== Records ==
━━━━

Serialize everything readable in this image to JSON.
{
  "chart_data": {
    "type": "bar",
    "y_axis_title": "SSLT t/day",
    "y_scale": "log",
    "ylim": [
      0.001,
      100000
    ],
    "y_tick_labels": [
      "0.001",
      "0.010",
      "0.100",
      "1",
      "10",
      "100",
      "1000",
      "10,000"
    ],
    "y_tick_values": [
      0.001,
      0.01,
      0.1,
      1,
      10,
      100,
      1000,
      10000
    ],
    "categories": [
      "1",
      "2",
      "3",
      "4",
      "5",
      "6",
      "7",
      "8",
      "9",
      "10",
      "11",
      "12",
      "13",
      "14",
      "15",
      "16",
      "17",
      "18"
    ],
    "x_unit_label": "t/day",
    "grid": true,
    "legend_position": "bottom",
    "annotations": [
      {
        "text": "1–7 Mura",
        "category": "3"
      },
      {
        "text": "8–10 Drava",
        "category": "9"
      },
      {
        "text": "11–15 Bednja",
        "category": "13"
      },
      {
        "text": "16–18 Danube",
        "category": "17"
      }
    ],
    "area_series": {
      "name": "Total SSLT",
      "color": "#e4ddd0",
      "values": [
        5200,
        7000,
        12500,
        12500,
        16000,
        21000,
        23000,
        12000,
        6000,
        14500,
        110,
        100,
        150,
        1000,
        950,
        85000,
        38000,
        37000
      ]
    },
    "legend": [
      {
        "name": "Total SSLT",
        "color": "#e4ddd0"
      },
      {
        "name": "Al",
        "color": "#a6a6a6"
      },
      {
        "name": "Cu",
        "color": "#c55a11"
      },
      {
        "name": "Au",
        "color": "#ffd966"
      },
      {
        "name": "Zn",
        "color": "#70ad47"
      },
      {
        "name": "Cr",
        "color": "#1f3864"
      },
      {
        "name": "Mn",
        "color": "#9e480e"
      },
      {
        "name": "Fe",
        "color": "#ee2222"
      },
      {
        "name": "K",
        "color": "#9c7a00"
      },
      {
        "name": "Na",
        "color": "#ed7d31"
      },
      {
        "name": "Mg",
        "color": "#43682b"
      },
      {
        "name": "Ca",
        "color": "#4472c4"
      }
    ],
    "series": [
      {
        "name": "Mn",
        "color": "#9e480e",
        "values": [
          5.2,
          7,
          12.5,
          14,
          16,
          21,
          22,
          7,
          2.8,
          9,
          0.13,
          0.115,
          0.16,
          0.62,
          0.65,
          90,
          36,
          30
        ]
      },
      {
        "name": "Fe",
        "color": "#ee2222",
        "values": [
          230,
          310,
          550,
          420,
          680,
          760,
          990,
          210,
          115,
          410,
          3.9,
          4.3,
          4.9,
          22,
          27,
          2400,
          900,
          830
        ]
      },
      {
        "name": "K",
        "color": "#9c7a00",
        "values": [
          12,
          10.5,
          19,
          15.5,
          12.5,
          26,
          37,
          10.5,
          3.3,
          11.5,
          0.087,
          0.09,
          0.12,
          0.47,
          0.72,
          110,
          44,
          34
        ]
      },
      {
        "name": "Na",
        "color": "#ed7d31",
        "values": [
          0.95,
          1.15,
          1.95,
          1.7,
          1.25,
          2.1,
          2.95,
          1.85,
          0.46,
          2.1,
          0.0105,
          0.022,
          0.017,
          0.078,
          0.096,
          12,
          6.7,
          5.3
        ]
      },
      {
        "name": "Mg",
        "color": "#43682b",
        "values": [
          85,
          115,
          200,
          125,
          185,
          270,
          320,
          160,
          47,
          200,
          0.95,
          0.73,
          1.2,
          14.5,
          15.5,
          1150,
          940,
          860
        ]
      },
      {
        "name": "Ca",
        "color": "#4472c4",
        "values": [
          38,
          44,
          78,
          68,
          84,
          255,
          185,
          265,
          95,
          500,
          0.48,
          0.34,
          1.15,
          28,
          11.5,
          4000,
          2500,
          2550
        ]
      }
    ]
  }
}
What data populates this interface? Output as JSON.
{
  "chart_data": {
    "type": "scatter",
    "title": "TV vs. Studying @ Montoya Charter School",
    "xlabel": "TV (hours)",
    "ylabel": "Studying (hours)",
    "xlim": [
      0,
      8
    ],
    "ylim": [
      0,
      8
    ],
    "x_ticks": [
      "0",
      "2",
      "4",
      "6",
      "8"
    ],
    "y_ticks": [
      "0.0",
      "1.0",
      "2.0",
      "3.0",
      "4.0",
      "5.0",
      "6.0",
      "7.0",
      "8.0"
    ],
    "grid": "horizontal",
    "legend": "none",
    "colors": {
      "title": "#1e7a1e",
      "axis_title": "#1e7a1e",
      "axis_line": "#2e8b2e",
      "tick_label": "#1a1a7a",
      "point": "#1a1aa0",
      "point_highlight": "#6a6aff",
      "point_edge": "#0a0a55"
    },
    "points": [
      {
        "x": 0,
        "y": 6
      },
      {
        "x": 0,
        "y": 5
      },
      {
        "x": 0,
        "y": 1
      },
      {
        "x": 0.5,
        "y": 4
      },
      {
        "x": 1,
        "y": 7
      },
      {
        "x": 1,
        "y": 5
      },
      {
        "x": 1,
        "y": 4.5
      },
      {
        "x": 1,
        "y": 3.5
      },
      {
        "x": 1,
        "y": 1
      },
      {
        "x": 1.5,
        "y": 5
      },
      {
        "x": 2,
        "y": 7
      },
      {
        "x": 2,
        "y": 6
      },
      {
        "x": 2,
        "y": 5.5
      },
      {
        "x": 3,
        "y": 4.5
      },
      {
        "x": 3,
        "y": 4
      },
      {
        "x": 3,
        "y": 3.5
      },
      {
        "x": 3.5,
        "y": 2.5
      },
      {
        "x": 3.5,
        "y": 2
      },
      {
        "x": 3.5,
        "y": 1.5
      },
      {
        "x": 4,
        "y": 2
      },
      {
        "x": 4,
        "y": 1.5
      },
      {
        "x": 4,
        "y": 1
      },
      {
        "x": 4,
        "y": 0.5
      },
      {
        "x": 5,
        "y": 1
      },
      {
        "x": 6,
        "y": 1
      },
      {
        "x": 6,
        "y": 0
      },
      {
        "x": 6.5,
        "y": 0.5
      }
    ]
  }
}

━━━━

== THE EXERCISE ==
Print the listing above in its entirety, with every line exact.

== CORRECT ANSWER ==
Serialize everything readable in this image to JSON.
{
  "chart_data": {
    "type": "bar",
    "y_axis_title": "SSLT t/day",
    "y_scale": "log",
    "ylim": [
      0.001,
      100000
    ],
    "y_tick_labels": [
      "0.001",
      "0.010",
      "0.100",
      "1",
      "10",
      "100",
      "1000",
      "10,000"
    ],
    "y_tick_values": [
      0.001,
      0.01,
      0.1,
      1,
      10,
      100,
      1000,
      10000
    ],
    "categories": [
      "1",
      "2",
      "3",
      "4",
      "5",
      "6",
      "7",
      "8",
      "9",
      "10",
      "11",
      "12",
      "13",
      "14",
      "15",
      "16",
      "17",
      "18"
    ],
    "x_unit_label": "t/day",
    "grid": true,
    "legend_position": "bottom",
    "annotations": [
      {
        "text": "1–7 Mura",
        "category": "3"
      },
      {
        "text": "8–10 Drava",
        "category": "9"
      },
      {
        "text": "11–15 Bednja",
        "category": "13"
      },
      {
        "text": "16–18 Danube",
        "category": "17"
      }
    ],
    "area_series": {
      "name": "Total SSLT",
      "color": "#e4ddd0",
      "values": [
        5200,
        7000,
        12500,
        12500,
        16000,
        21000,
        23000,
        12000,
        6000,
        14500,
        110,
        100,
        150,
        1000,
        950,
        85000,
        38000,
        37000
      ]
    },
    "legend": [
      {
        "name": "Total SSLT",
        "color": "#e4ddd0"
      },
      {
        "name": "Al",
        "color": "#a6a6a6"
      },
      {
        "name": "Cu",
        "color": "#c55a11"
      },
      {
        "name": "Au",
        "color": "#ffd966"
      },
      {
        "name": "Zn",
        "color": "#70ad47"
      },
      {
        "name": "Cr",
        "color": "#1f3864"
      },
      {
        "name": "Mn",
        "color": "#9e480e"
      },
      {
        "name": "Fe",
        "color": "#ee2222"
      },
      {
        "name": "K",
        "color": "#9c7a00"
      },
      {
        "name": "Na",
        "color": "#ed7d31"
      },
      {
        "name": "Mg",
        "color": "#43682b"
      },
      {
        "name": "Ca",
        "color": "#4472c4"
      }
    ],
    "series": [
      {
        "name": "Mn",
        "color": "#9e480e",
        "values": [
          5.2,
          7,
          12.5,
          14,
          16,
          21,
          22,
          7,
          2.8,
          9,
          0.13,
          0.115,
          0.16,
          0.62,
          0.65,
          90,
          36,
          30
        ]
      },
      {
        "name": "Fe",
        "color": "#ee2222",
        "values": [
          230,
          310,
          550,
          420,
          680,
          760,
          990,
          210,
          115,
          410,
          3.9,
          4.3,
          4.9,
          22,
          27,
          2400,
          900,
          830
        ]
      },
      {
        "name": "K",
        "color": "#9c7a00",
        "values": [
          12,
          10.5,
          19,
          15.5,
          12.5,
          26,
          37,
          10.5,
          3.3,
          11.5,
          0.087,
          0.09,
          0.12,
          0.47,
          0.72,
          110,
          44,
          34
        ]
      },
      {
        "name": "Na",
        "color": "#ed7d31",
        "values": [
          0.95,
          1.15,
          1.95,
          1.7,
          1.25,
          2.1,
          2.95,
          1.85,
          0.46,
          2.1,
          0.0105,
          0.022,
          0.017,
          0.078,
          0.096,
          12,
          6.7,
          5.3
        ]
      },
      {
        "name": "Mg",
        "color": "#43682b",
        "values": [
          85,
          115,
          200,
          125,
          185,
          270,
          320,
          160,
          47,
          200,
          0.95,
          0.73,
          1.2,
          14.5,
          15.5,
          1150,
          940,
          860
        ]
      },
      {
        "name": "Ca",
        "color": "#4472c4",
        "values": [
          38,
          44,
          78,
          68,
          84,
          255,
          185,
          265,
          95,
          500,
          0.48,
          0.34,
          1.15,
          28,
          11.5,
          4000,
          2500,
          2550
        ]
      }
    ]
  }
}
What data populates this interface? Output as JSON.
{
  "chart_data": {
    "type": "scatter",
    "title": "TV vs. Studying @ Montoya Charter School",
    "xlabel": "TV (hours)",
    "ylabel": "Studying (hours)",
    "xlim": [
      0,
      8
    ],
    "ylim": [
      0,
      8
    ],
    "x_ticks": [
      "0",
      "2",
      "4",
      "6",
      "8"
    ],
    "y_ticks": [
      "0.0",
      "1.0",
      "2.0",
      "3.0",
      "4.0",
      "5.0",
      "6.0",
      "7.0",
      "8.0"
    ],
    "grid": "horizontal",
    "legend": "none",
    "colors": {
      "title": "#1e7a1e",
      "axis_title": "#1e7a1e",
      "axis_line": "#2e8b2e",
      "tick_label": "#1a1a7a",
      "point": "#1a1aa0",
      "point_highlight": "#6a6aff",
      "point_edge": "#0a0a55"
    },
    "points": [
      {
        "x": 0,
        "y": 6
      },
      {
        "x": 0,
        "y": 5
      },
      {
        "x": 0,
        "y": 1
      },
      {
        "x": 0.5,
        "y": 4
      },
      {
        "x": 1,
        "y": 7
      },
      {
        "x": 1,
        "y": 5
      },
      {
        "x": 1,
        "y": 4.5
      },
      {
        "x": 1,
        "y": 3.5
      },
      {
        "x": 1,
        "y": 1
      },
      {
        "x": 1.5,
        "y": 5
      },
      {
        "x": 2,
        "y": 7
      },
      {
        "x": 2,
        "y": 6
      },
      {
        "x": 2,
        "y": 5.5
      },
      {
        "x": 3,
        "y": 4.5
      },
      {
        "x": 3,
        "y": 4
      },
      {
        "x": 3,
        "y": 3.5
      },
      {
        "x": 3.5,
        "y": 2.5
      },
      {
        "x": 3.5,
        "y": 2
      },
      {
        "x": 3.5,
        "y": 1.5
      },
      {
        "x": 4,
        "y": 2
      },
      {
        "x": 4,
        "y": 1.5
      },
      {
        "x": 4,
        "y": 1
      },
      {
        "x": 4,
        "y": 0.5
      },
      {
        "x": 5,
        "y": 1
      },
      {
        "x": 6,
        "y": 1
      },
      {
        "x": 6,
        "y": 0
      },
      {
        "x": 6.5,
        "y": 0.5
      }
    ]
  }
}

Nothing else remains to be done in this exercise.